***** TASK INPUT

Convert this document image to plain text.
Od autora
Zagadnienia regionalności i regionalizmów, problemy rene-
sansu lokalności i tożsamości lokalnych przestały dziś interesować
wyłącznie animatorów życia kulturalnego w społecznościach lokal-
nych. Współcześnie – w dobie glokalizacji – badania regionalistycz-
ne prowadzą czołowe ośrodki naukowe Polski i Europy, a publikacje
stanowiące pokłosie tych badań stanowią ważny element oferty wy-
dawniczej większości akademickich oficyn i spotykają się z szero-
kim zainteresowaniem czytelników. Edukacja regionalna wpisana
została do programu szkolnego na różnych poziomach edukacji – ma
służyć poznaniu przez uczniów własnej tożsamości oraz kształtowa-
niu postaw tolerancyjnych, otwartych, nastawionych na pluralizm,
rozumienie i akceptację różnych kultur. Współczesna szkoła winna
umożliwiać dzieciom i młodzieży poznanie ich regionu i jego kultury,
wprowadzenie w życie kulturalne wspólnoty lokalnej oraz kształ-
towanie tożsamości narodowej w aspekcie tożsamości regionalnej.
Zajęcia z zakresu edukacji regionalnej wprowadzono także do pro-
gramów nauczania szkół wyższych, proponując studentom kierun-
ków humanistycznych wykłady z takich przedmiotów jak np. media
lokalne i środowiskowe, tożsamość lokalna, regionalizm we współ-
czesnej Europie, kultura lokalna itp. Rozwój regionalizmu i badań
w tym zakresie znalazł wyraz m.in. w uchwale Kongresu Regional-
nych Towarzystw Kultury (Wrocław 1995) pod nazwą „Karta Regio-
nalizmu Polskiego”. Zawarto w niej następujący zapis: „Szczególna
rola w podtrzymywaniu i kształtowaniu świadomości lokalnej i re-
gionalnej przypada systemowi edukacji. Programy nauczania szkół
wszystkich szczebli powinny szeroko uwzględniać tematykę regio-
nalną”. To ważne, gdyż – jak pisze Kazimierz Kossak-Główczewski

**********

TASK OBJECTIVE >> Pull out every line above that holds the word "badań".

FINAL RESULT >>
stanowiące pokłosie tych badań stanowią ważny element oferty wy-
czesnej Europie, kultura lokalna itp. Rozwój regionalizmu i badań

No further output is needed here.